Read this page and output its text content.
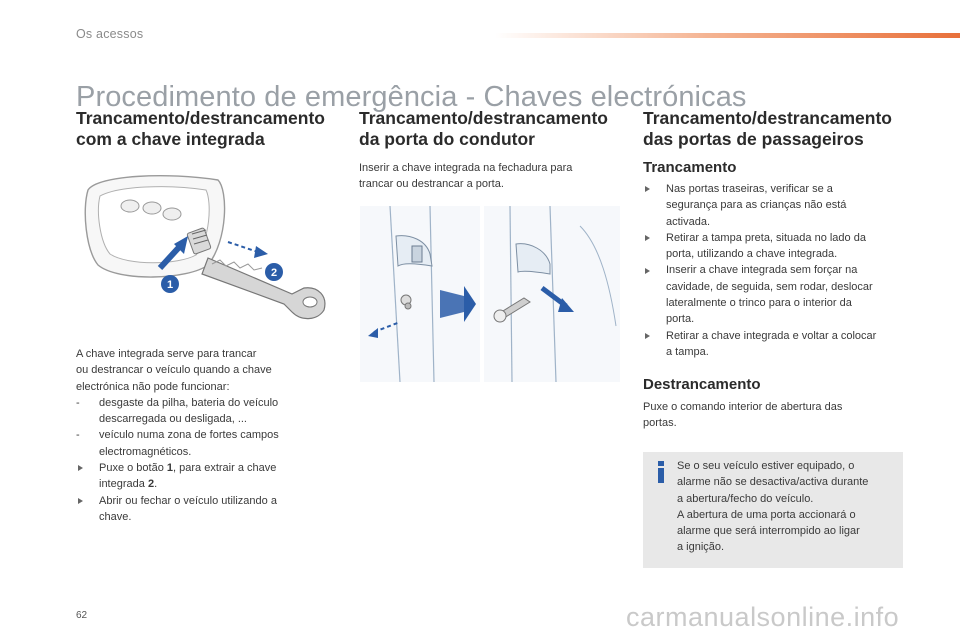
Os acessos
Procedimento de emergência - Chaves electrónicas
Trancamento/destrancamento
com a chave integrada
1
2
A chave integrada serve para trancar
ou destrancar o veículo quando a chave
electrónica não pode funcionar:
-	desgaste da pilha, bateria do veículo
descarregada ou desligada, ...
-	veículo numa zona de fortes campos
electromagnéticos.
Puxe o botão 1, para extrair a chave
integrada 2.
Abrir ou fechar o veículo utilizando a
chave.
Trancamento/destrancamento
da porta do condutor
Inserir a chave integrada na fechadura para
trancar ou destrancar a porta.
Trancamento/destrancamento
das portas de passageiros
Trancamento
Nas portas traseiras, verificar se a
segurança para as crianças não está
activada.
Retirar a tampa preta, situada no lado da
porta, utilizando a chave integrada.
Inserir a chave integrada sem forçar na
cavidade, de seguida, sem rodar, deslocar
lateralmente o trinco para o interior da
porta.
Retirar a chave integrada e voltar a colocar
a tampa.
Destrancamento
Puxe o comando interior de abertura das
portas.
Se o seu veículo estiver equipado, o
alarme não se desactiva/activa durante
a abertura/fecho do veículo.
A abertura de uma porta accionará o
alarme que será interrompido ao ligar
a ignição.
62	carmanualsonline.info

» INSTRUCTIONS TO FOLLOW:
The word "portas" appears in how many lines of the records? Give the number only.

» THE SOLUTION:
3